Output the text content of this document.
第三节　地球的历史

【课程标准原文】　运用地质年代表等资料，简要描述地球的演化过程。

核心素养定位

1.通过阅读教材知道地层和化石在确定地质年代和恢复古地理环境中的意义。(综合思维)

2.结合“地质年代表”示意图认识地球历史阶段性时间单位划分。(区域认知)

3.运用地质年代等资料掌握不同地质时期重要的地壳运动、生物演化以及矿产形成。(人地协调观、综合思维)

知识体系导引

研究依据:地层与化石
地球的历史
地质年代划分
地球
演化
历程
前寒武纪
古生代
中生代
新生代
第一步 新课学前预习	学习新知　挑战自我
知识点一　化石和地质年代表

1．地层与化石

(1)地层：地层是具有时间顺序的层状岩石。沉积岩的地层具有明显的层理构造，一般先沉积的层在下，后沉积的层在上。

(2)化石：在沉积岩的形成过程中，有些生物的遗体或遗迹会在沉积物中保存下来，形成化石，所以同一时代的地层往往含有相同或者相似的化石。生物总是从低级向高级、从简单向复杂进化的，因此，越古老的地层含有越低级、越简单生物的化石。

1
..........
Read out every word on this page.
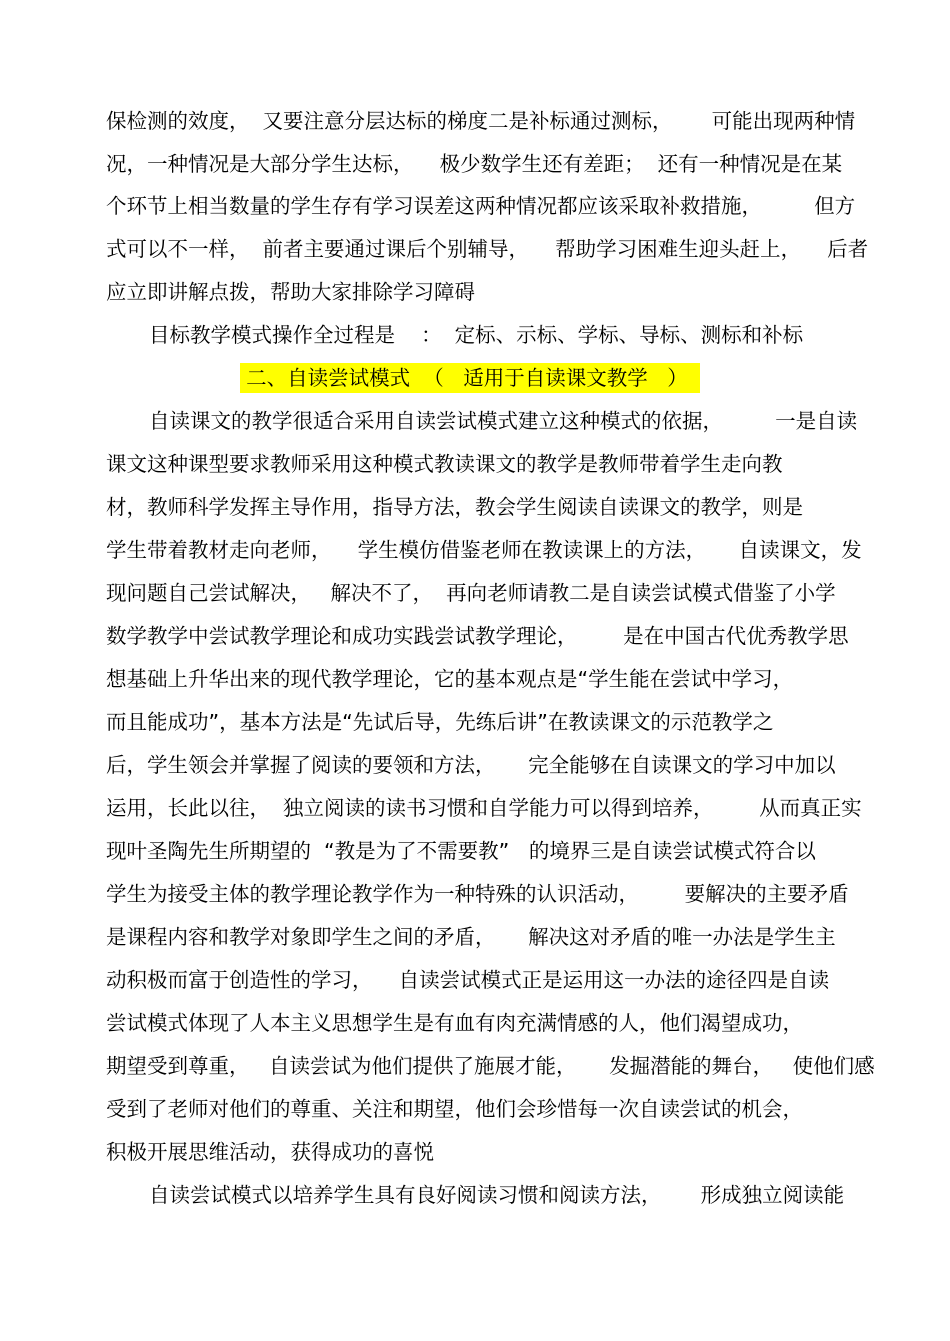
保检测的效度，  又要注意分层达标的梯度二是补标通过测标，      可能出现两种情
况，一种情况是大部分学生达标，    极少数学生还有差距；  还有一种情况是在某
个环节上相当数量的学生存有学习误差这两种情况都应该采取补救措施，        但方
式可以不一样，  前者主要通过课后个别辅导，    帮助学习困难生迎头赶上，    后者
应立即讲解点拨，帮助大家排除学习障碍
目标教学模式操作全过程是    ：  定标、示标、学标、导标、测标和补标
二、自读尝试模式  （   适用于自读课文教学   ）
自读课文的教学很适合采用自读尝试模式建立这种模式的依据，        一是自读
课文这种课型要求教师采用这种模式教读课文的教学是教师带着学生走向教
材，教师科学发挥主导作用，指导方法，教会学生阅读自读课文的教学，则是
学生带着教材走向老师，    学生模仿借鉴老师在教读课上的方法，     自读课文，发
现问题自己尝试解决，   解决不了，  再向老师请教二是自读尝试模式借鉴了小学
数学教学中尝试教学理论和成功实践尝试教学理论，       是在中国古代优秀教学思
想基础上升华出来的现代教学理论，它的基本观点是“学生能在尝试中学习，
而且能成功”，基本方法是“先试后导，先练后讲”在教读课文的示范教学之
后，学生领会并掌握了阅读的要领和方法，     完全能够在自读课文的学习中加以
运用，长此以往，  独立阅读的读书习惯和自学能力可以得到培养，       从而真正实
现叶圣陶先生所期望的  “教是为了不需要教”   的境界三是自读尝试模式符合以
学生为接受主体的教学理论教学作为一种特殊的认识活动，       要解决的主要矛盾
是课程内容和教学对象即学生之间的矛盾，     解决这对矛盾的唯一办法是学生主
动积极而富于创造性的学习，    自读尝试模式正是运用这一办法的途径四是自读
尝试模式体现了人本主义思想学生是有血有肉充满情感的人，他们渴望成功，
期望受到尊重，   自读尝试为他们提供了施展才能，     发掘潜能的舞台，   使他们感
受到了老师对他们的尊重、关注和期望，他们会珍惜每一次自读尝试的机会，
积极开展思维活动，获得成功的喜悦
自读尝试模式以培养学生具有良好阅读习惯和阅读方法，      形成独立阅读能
..........
Copy out every line with the word "综合思维".

1.通过阅读教材知道地层和化石在确定地质年代和恢复古地理环境中的意义。(综合思维)
3.运用地质年代等资料掌握不同地质时期重要的地壳运动、生物演化以及矿产形成。(人地协调观、综合思维)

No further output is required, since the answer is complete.